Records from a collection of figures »
_ _ _
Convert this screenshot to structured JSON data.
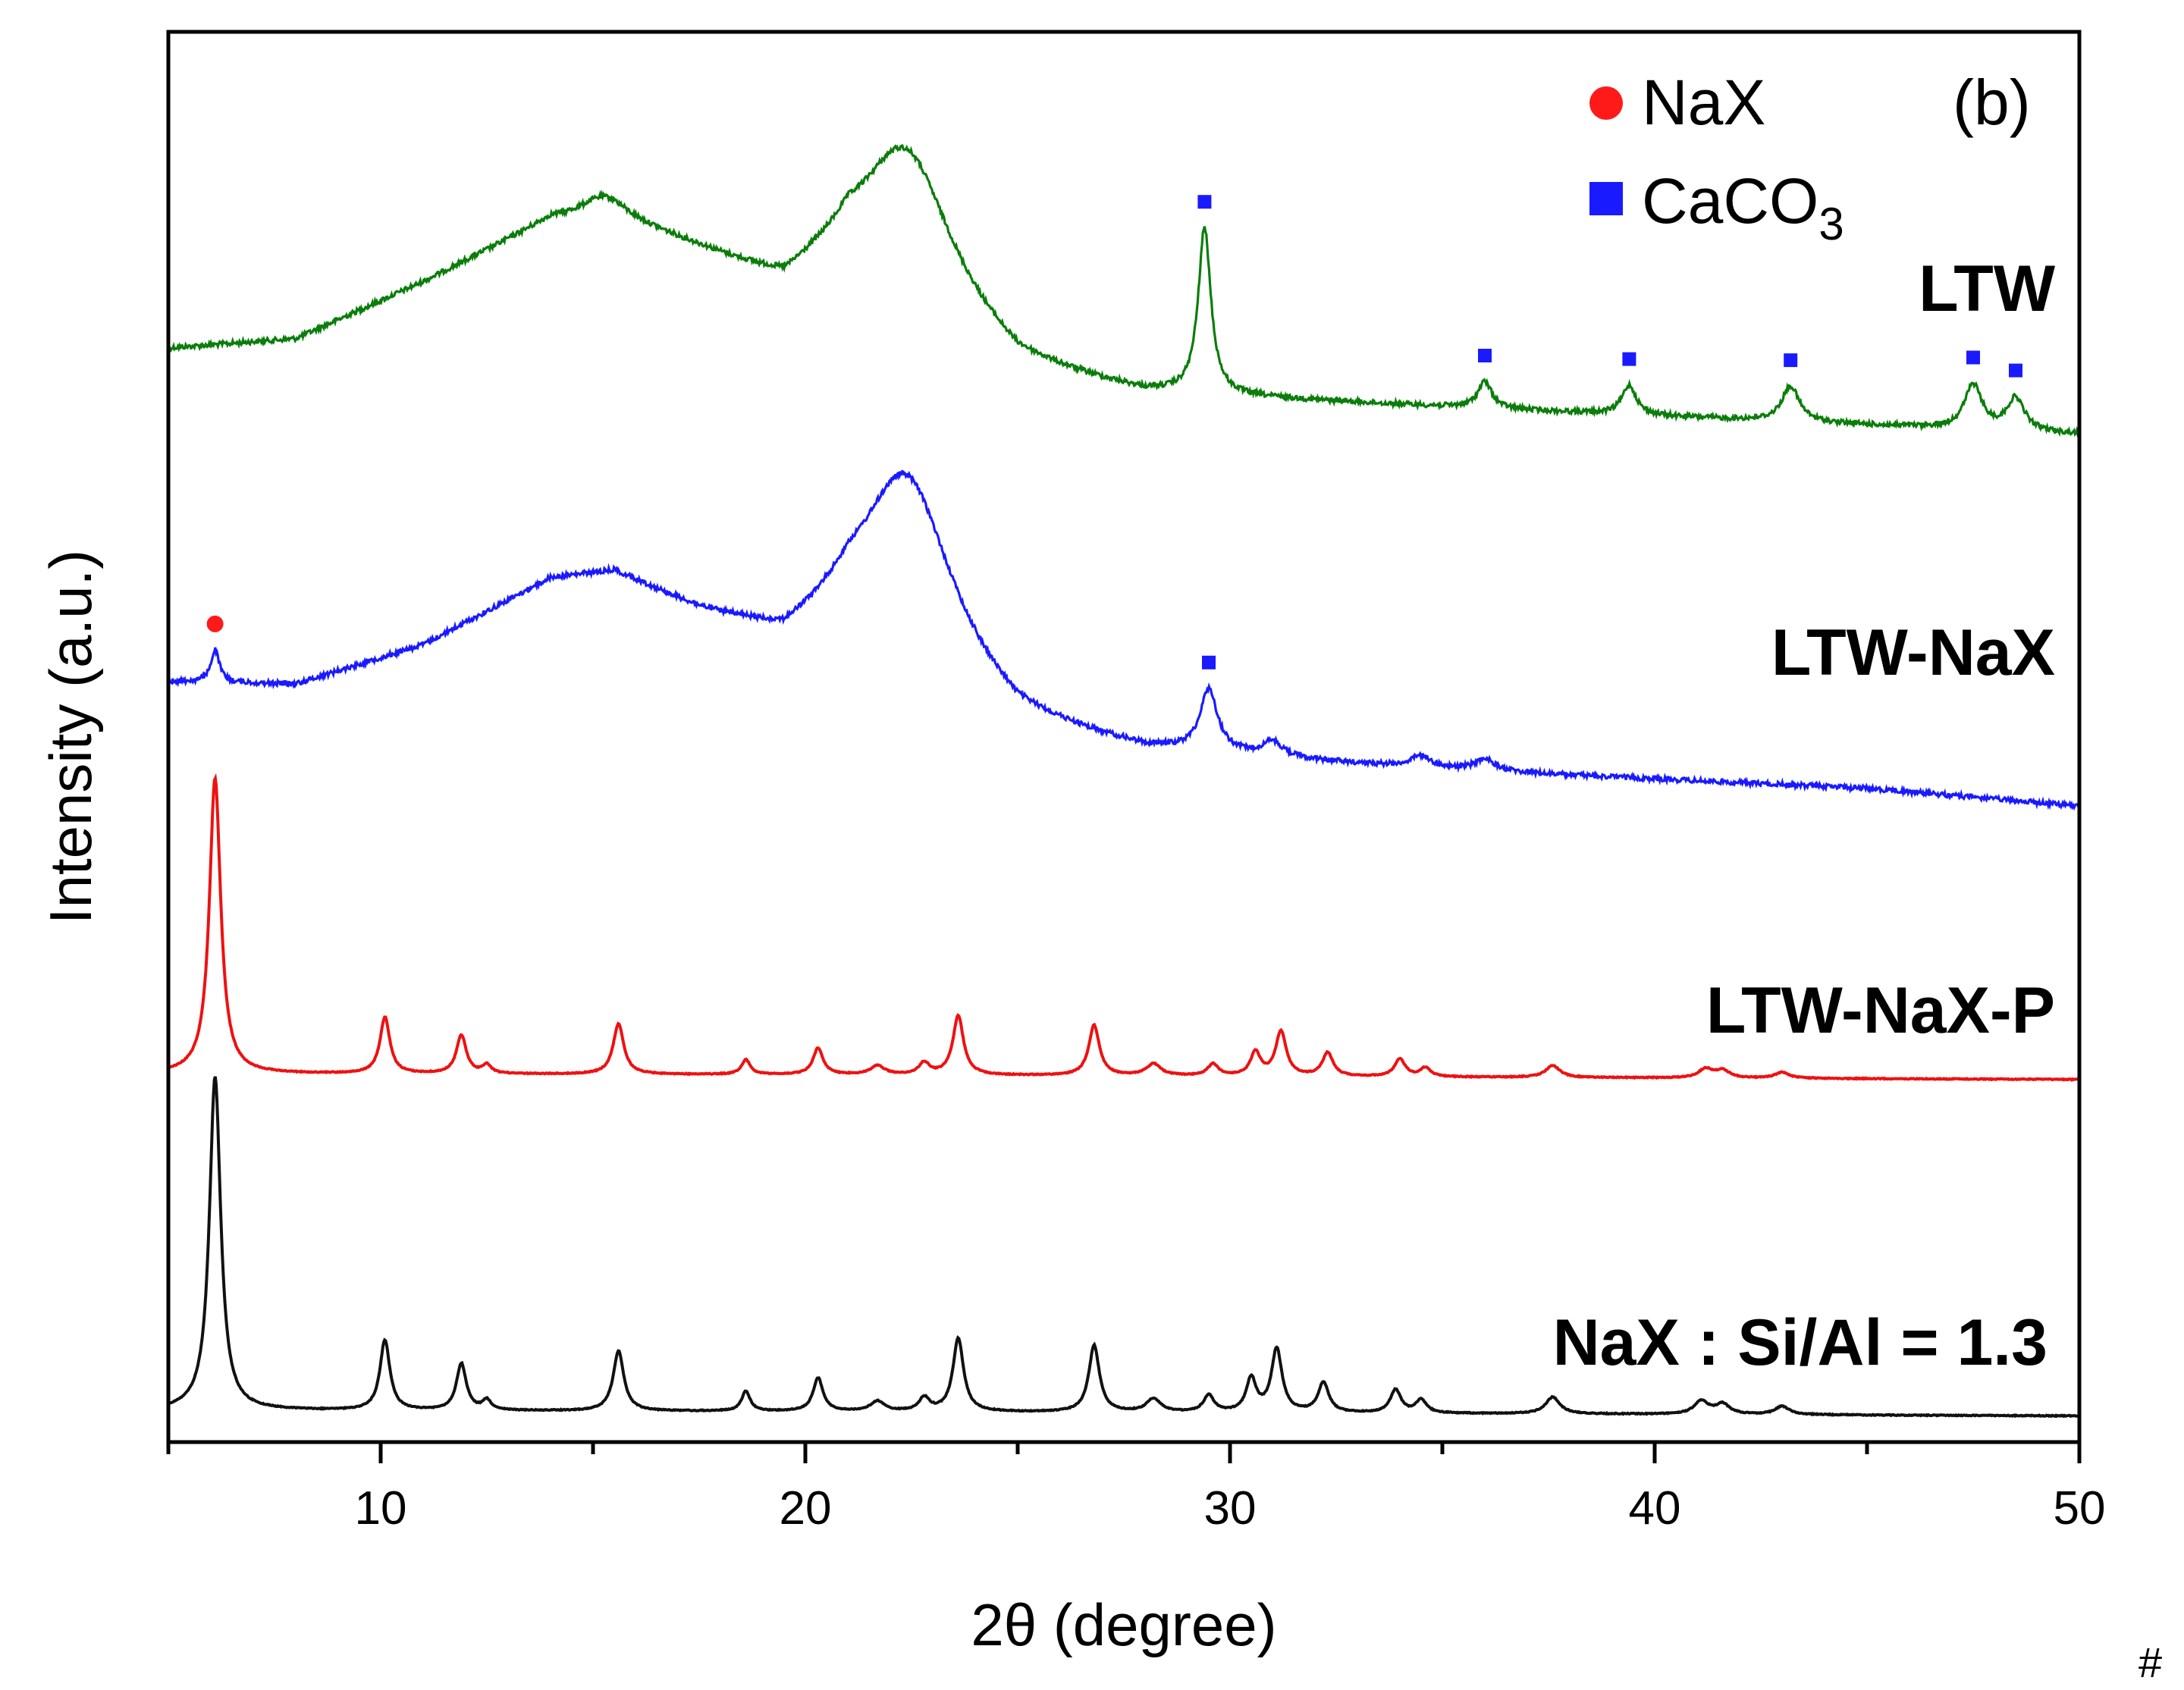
{
  "chart_data": {
    "type": "line",
    "panel_label": "(b)",
    "corner_mark": "#",
    "xlabel": "2θ (degree)",
    "ylabel": "Intensity (a.u.)",
    "xlim": [
      5,
      50
    ],
    "x_ticks": [
      10,
      20,
      30,
      40,
      50
    ],
    "x_ticklabels": [
      "10",
      "20",
      "30",
      "40",
      "50"
    ],
    "x_minor_ticks": [
      5,
      15,
      25,
      35,
      45
    ],
    "y_ticks": "none",
    "grid": false,
    "legend": {
      "placement": "top-right",
      "entries": [
        {
          "label": "NaX",
          "marker": "circle",
          "color": "#ff1a1a"
        },
        {
          "label_main": "CaCO",
          "label_sub": "3",
          "marker": "square",
          "color": "#1a1aff"
        }
      ]
    },
    "series": [
      {
        "name": "LTW",
        "color": "#0a7d0a",
        "baseline": 25,
        "background": [
          [
            5,
            25
          ],
          [
            8,
            26.5
          ],
          [
            11,
            36
          ],
          [
            14,
            46.5
          ],
          [
            15.5,
            47
          ],
          [
            17.5,
            41
          ],
          [
            19.5,
            34.5
          ],
          [
            21,
            39
          ],
          [
            25,
            21
          ],
          [
            28,
            17
          ],
          [
            35,
            15
          ],
          [
            45,
            12
          ],
          [
            50,
            10.5
          ]
        ],
        "peaks": [
          [
            15.2,
            3,
            0.6
          ],
          [
            22.4,
            26,
            1.3
          ],
          [
            29.4,
            28,
            0.18
          ],
          [
            36,
            4.5,
            0.2
          ],
          [
            39.4,
            5,
            0.2
          ],
          [
            43.2,
            6,
            0.25
          ],
          [
            47.5,
            7.5,
            0.25
          ],
          [
            48.5,
            5.5,
            0.25
          ]
        ],
        "markers": [
          {
            "x": 29.4,
            "type": "square"
          },
          {
            "x": 36.0,
            "type": "square"
          },
          {
            "x": 39.4,
            "type": "square"
          },
          {
            "x": 43.2,
            "type": "square"
          },
          {
            "x": 47.5,
            "type": "square"
          },
          {
            "x": 48.5,
            "type": "square"
          }
        ]
      },
      {
        "name": "LTW-NaX",
        "color": "#1a1aff",
        "baseline": 25,
        "background": [
          [
            5,
            25
          ],
          [
            8,
            24.5
          ],
          [
            11,
            31
          ],
          [
            14,
            42
          ],
          [
            15.5,
            43
          ],
          [
            17.5,
            36
          ],
          [
            19.5,
            30.5
          ],
          [
            21,
            34
          ],
          [
            25,
            17
          ],
          [
            28,
            13
          ],
          [
            35,
            10
          ],
          [
            45,
            7
          ],
          [
            50,
            4
          ]
        ],
        "peaks": [
          [
            6.1,
            5.5,
            0.12
          ],
          [
            22.4,
            32,
            1.3
          ],
          [
            29.5,
            10.5,
            0.25
          ],
          [
            31,
            2.5,
            0.3
          ],
          [
            34.5,
            2,
            0.3
          ],
          [
            36,
            2,
            0.3
          ]
        ],
        "markers": [
          {
            "x": 6.1,
            "type": "circle"
          },
          {
            "x": 29.5,
            "type": "square"
          }
        ]
      },
      {
        "name": "LTW-NaX-P",
        "color": "#ee1111",
        "baseline": 25,
        "background": [
          [
            5,
            25
          ],
          [
            20,
            24.6
          ],
          [
            35,
            23.8
          ],
          [
            50,
            23
          ]
        ],
        "peaks": [
          [
            6.1,
            100,
            0.16
          ],
          [
            10.1,
            19,
            0.14
          ],
          [
            11.9,
            13,
            0.14
          ],
          [
            12.5,
            3,
            0.12
          ],
          [
            15.6,
            17,
            0.15
          ],
          [
            18.6,
            5,
            0.12
          ],
          [
            20.3,
            9,
            0.14
          ],
          [
            21.7,
            3,
            0.2
          ],
          [
            22.8,
            4,
            0.15
          ],
          [
            23.6,
            20,
            0.15
          ],
          [
            26.8,
            17,
            0.15
          ],
          [
            28.2,
            4,
            0.2
          ],
          [
            29.6,
            4,
            0.15
          ],
          [
            30.6,
            8,
            0.14
          ],
          [
            31.2,
            15,
            0.15
          ],
          [
            32.3,
            8,
            0.15
          ],
          [
            34,
            6,
            0.15
          ],
          [
            34.6,
            3,
            0.15
          ],
          [
            37.6,
            4,
            0.2
          ],
          [
            41.2,
            3,
            0.2
          ],
          [
            41.6,
            2.5,
            0.2
          ],
          [
            43,
            2,
            0.2
          ]
        ],
        "markers": []
      },
      {
        "name": "NaX : Si/Al = 1.3",
        "color": "#111111",
        "baseline": 25,
        "background": [
          [
            5,
            25
          ],
          [
            20,
            24.6
          ],
          [
            35,
            24
          ],
          [
            50,
            23.3
          ]
        ],
        "peaks": [
          [
            6.1,
            100,
            0.16
          ],
          [
            10.1,
            21,
            0.14
          ],
          [
            11.9,
            14,
            0.14
          ],
          [
            12.5,
            3,
            0.12
          ],
          [
            15.6,
            18,
            0.15
          ],
          [
            18.6,
            6,
            0.12
          ],
          [
            20.3,
            10,
            0.14
          ],
          [
            21.7,
            3,
            0.2
          ],
          [
            22.8,
            4,
            0.15
          ],
          [
            23.6,
            22,
            0.15
          ],
          [
            26.8,
            20,
            0.15
          ],
          [
            28.2,
            4,
            0.2
          ],
          [
            29.5,
            5,
            0.15
          ],
          [
            30.5,
            10,
            0.14
          ],
          [
            31.1,
            19,
            0.15
          ],
          [
            32.2,
            9,
            0.15
          ],
          [
            33.9,
            7,
            0.15
          ],
          [
            34.5,
            4,
            0.15
          ],
          [
            37.6,
            5,
            0.2
          ],
          [
            41.1,
            4,
            0.2
          ],
          [
            41.6,
            3,
            0.2
          ],
          [
            43,
            2.5,
            0.2
          ]
        ],
        "markers": []
      }
    ]
  }
}
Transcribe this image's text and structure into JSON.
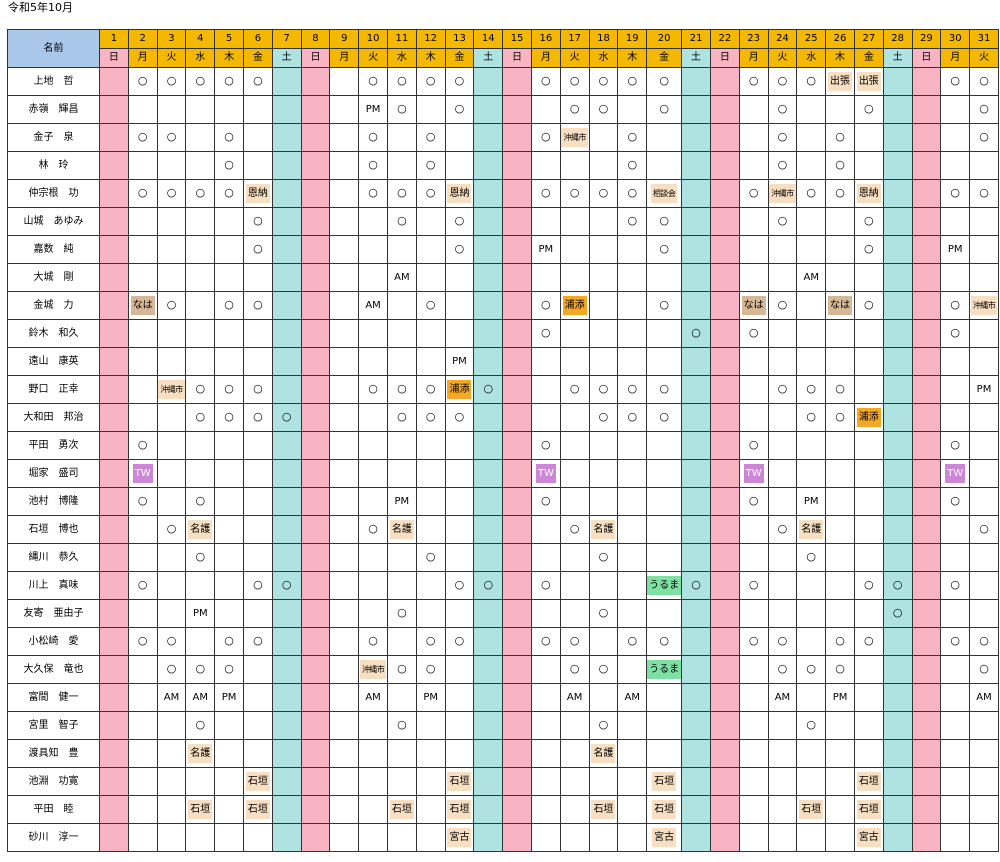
_ _ _
Task details » Except for the pictures, copy every line of the records above exactly.

Solved exercise »
Convert this screenshot to structured JSON data.
{
  "chart_data": {
    "type": "line",
    "panel_label": "(b)",
    "corner_mark": "#",
    "xlabel": "2θ (degree)",
    "ylabel": "Intensity (a.u.)",
    "xlim": [
      5,
      50
    ],
    "x_ticks": [
      10,
      20,
      30,
      40,
      50
    ],
    "x_ticklabels": [
      "10",
      "20",
      "30",
      "40",
      "50"
    ],
    "x_minor_ticks": [
      5,
      15,
      25,
      35,
      45
    ],
    "y_ticks": "none",
    "grid": false,
    "legend": {
      "placement": "top-right",
      "entries": [
        {
          "label": "NaX",
          "marker": "circle",
          "color": "#ff1a1a"
        },
        {
          "label_main": "CaCO",
          "label_sub": "3",
          "marker": "square",
          "color": "#1a1aff"
        }
      ]
    },
    "series": [
      {
        "name": "LTW",
        "color": "#0a7d0a",
        "baseline": 25,
        "background": [
          [
            5,
            25
          ],
          [
            8,
            26.5
          ],
          [
            11,
            36
          ],
          [
            14,
            46.5
          ],
          [
            15.5,
            47
          ],
          [
            17.5,
            41
          ],
          [
            19.5,
            34.5
          ],
          [
            21,
            39
          ],
          [
            25,
            21
          ],
          [
            28,
            17
          ],
          [
            35,
            15
          ],
          [
            45,
            12
          ],
          [
            50,
            10.5
          ]
        ],
        "peaks": [
          [
            15.2,
            3,
            0.6
          ],
          [
            22.4,
            26,
            1.3
          ],
          [
            29.4,
            28,
            0.18
          ],
          [
            36,
            4.5,
            0.2
          ],
          [
            39.4,
            5,
            0.2
          ],
          [
            43.2,
            6,
            0.25
          ],
          [
            47.5,
            7.5,
            0.25
          ],
          [
            48.5,
            5.5,
            0.25
          ]
        ],
        "markers": [
          {
            "x": 29.4,
            "type": "square"
          },
          {
            "x": 36.0,
            "type": "square"
          },
          {
            "x": 39.4,
            "type": "square"
          },
          {
            "x": 43.2,
            "type": "square"
          },
          {
            "x": 47.5,
            "type": "square"
          },
          {
            "x": 48.5,
            "type": "square"
          }
        ]
      },
      {
        "name": "LTW-NaX",
        "color": "#1a1aff",
        "baseline": 25,
        "background": [
          [
            5,
            25
          ],
          [
            8,
            24.5
          ],
          [
            11,
            31
          ],
          [
            14,
            42
          ],
          [
            15.5,
            43
          ],
          [
            17.5,
            36
          ],
          [
            19.5,
            30.5
          ],
          [
            21,
            34
          ],
          [
            25,
            17
          ],
          [
            28,
            13
          ],
          [
            35,
            10
          ],
          [
            45,
            7
          ],
          [
            50,
            4
          ]
        ],
        "peaks": [
          [
            6.1,
            5.5,
            0.12
          ],
          [
            22.4,
            32,
            1.3
          ],
          [
            29.5,
            10.5,
            0.25
          ],
          [
            31,
            2.5,
            0.3
          ],
          [
            34.5,
            2,
            0.3
          ],
          [
            36,
            2,
            0.3
          ]
        ],
        "markers": [
          {
            "x": 6.1,
            "type": "circle"
          },
          {
            "x": 29.5,
            "type": "square"
          }
        ]
      },
      {
        "name": "LTW-NaX-P",
        "color": "#ee1111",
        "baseline": 25,
        "background": [
          [
            5,
            25
          ],
          [
            20,
            24.6
          ],
          [
            35,
            23.8
          ],
          [
            50,
            23
          ]
        ],
        "peaks": [
          [
            6.1,
            100,
            0.16
          ],
          [
            10.1,
            19,
            0.14
          ],
          [
            11.9,
            13,
            0.14
          ],
          [
            12.5,
            3,
            0.12
          ],
          [
            15.6,
            17,
            0.15
          ],
          [
            18.6,
            5,
            0.12
          ],
          [
            20.3,
            9,
            0.14
          ],
          [
            21.7,
            3,
            0.2
          ],
          [
            22.8,
            4,
            0.15
          ],
          [
            23.6,
            20,
            0.15
          ],
          [
            26.8,
            17,
            0.15
          ],
          [
            28.2,
            4,
            0.2
          ],
          [
            29.6,
            4,
            0.15
          ],
          [
            30.6,
            8,
            0.14
          ],
          [
            31.2,
            15,
            0.15
          ],
          [
            32.3,
            8,
            0.15
          ],
          [
            34,
            6,
            0.15
          ],
          [
            34.6,
            3,
            0.15
          ],
          [
            37.6,
            4,
            0.2
          ],
          [
            41.2,
            3,
            0.2
          ],
          [
            41.6,
            2.5,
            0.2
          ],
          [
            43,
            2,
            0.2
          ]
        ],
        "markers": []
      },
      {
        "name": "NaX : Si/Al = 1.3",
        "color": "#111111",
        "baseline": 25,
        "background": [
          [
            5,
            25
          ],
          [
            20,
            24.6
          ],
          [
            35,
            24
          ],
          [
            50,
            23.3
          ]
        ],
        "peaks": [
          [
            6.1,
            100,
            0.16
          ],
          [
            10.1,
            21,
            0.14
          ],
          [
            11.9,
            14,
            0.14
          ],
          [
            12.5,
            3,
            0.12
          ],
          [
            15.6,
            18,
            0.15
          ],
          [
            18.6,
            6,
            0.12
          ],
          [
            20.3,
            10,
            0.14
          ],
          [
            21.7,
            3,
            0.2
          ],
          [
            22.8,
            4,
            0.15
          ],
          [
            23.6,
            22,
            0.15
          ],
          [
            26.8,
            20,
            0.15
          ],
          [
            28.2,
            4,
            0.2
          ],
          [
            29.5,
            5,
            0.15
          ],
          [
            30.5,
            10,
            0.14
          ],
          [
            31.1,
            19,
            0.15
          ],
          [
            32.2,
            9,
            0.15
          ],
          [
            33.9,
            7,
            0.15
          ],
          [
            34.5,
            4,
            0.15
          ],
          [
            37.6,
            5,
            0.2
          ],
          [
            41.1,
            4,
            0.2
          ],
          [
            41.6,
            3,
            0.2
          ],
          [
            43,
            2.5,
            0.2
          ]
        ],
        "markers": []
      }
    ]
  }
}
Transcribe this image's text and structure into JSON.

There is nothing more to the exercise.